Please transcribe every line of the items below character for character, omitting the pictures.

***

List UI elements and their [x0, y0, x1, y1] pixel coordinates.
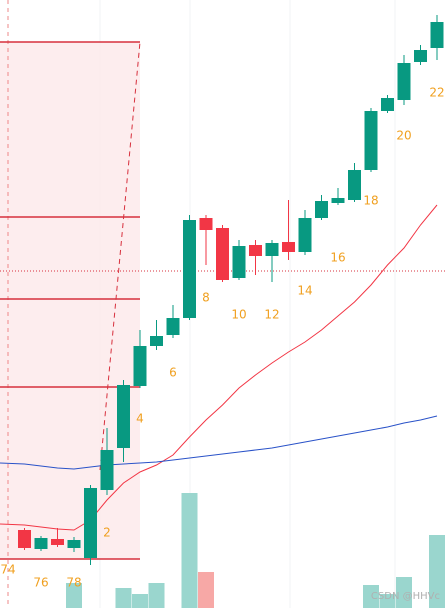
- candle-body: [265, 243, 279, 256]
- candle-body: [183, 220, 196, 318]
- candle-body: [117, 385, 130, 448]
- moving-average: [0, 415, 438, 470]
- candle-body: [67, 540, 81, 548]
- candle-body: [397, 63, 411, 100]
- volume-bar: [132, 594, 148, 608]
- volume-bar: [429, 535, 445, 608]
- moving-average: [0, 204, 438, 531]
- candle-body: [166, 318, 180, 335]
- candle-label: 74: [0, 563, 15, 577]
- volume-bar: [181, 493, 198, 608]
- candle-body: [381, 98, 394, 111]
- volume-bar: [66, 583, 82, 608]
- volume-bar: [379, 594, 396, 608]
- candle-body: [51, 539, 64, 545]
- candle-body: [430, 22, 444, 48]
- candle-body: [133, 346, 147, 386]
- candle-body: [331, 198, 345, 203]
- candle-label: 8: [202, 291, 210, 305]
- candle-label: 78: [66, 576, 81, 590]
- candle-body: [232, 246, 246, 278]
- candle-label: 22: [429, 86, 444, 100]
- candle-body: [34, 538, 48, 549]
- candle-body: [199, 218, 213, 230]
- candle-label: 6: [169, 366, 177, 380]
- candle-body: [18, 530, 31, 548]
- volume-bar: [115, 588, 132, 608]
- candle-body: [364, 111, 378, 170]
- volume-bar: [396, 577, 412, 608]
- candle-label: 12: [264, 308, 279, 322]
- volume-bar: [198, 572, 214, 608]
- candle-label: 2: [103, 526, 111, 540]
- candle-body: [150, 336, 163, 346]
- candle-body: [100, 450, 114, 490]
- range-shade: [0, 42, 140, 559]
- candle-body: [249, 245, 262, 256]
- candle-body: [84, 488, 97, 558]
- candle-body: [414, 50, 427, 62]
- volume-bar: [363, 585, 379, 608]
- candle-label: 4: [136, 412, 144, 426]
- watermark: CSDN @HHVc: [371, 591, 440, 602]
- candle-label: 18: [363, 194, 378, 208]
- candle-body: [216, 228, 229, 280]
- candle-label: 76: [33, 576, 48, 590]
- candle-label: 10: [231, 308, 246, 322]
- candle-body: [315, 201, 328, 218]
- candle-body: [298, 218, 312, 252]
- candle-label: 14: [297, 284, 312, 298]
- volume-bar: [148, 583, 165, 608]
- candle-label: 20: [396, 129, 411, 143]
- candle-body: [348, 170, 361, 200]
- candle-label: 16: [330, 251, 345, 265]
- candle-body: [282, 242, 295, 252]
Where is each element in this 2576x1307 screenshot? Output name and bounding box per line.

***

* Solution below:
List UI elements and their [x0, y0, x1, y1] pixel coordinates.
- candle-body: [265, 243, 279, 256]
- candle-body: [183, 220, 196, 318]
- candle-body: [117, 385, 130, 448]
- moving-average: [0, 415, 438, 470]
- candle-body: [67, 540, 81, 548]
- candle-body: [397, 63, 411, 100]
- volume-bar: [132, 594, 148, 608]
- volume-bar: [429, 535, 445, 608]
- moving-average: [0, 204, 438, 531]
- candle-body: [166, 318, 180, 335]
- candle-label: 74: [0, 563, 15, 577]
- volume-bar: [181, 493, 198, 608]
- candle-body: [381, 98, 394, 111]
- volume-bar: [66, 583, 82, 608]
- volume-bar: [379, 594, 396, 608]
- candle-body: [51, 539, 64, 545]
- candle-body: [430, 22, 444, 48]
- candle-body: [133, 346, 147, 386]
- candle-body: [331, 198, 345, 203]
- candle-label: 8: [202, 291, 210, 305]
- candle-label: 78: [66, 576, 81, 590]
- candle-body: [232, 246, 246, 278]
- candle-label: 22: [429, 86, 444, 100]
- candle-body: [34, 538, 48, 549]
- candle-body: [199, 218, 213, 230]
- candle-label: 6: [169, 366, 177, 380]
- candle-body: [18, 530, 31, 548]
- volume-bar: [115, 588, 132, 608]
- candle-body: [364, 111, 378, 170]
- volume-bar: [396, 577, 412, 608]
- candle-label: 12: [264, 308, 279, 322]
- volume-bar: [198, 572, 214, 608]
- candle-label: 2: [103, 526, 111, 540]
- candle-body: [150, 336, 163, 346]
- candle-body: [100, 450, 114, 490]
- range-shade: [0, 42, 140, 559]
- candle-body: [249, 245, 262, 256]
- candle-body: [84, 488, 97, 558]
- candle-body: [414, 50, 427, 62]
- volume-bar: [363, 585, 379, 608]
- candle-label: 4: [136, 412, 144, 426]
- watermark: CSDN @HHVc: [371, 591, 440, 602]
- candle-label: 18: [363, 194, 378, 208]
- candle-body: [216, 228, 229, 280]
- candle-label: 76: [33, 576, 48, 590]
- candle-label: 10: [231, 308, 246, 322]
- candle-body: [315, 201, 328, 218]
- candle-body: [298, 218, 312, 252]
- candle-label: 14: [297, 284, 312, 298]
- volume-bar: [148, 583, 165, 608]
- candle-label: 20: [396, 129, 411, 143]
- candle-body: [348, 170, 361, 200]
- candle-label: 16: [330, 251, 345, 265]
- candle-body: [282, 242, 295, 252]
Where is each element in this 2576x1307 screenshot? Output name and bounding box per line.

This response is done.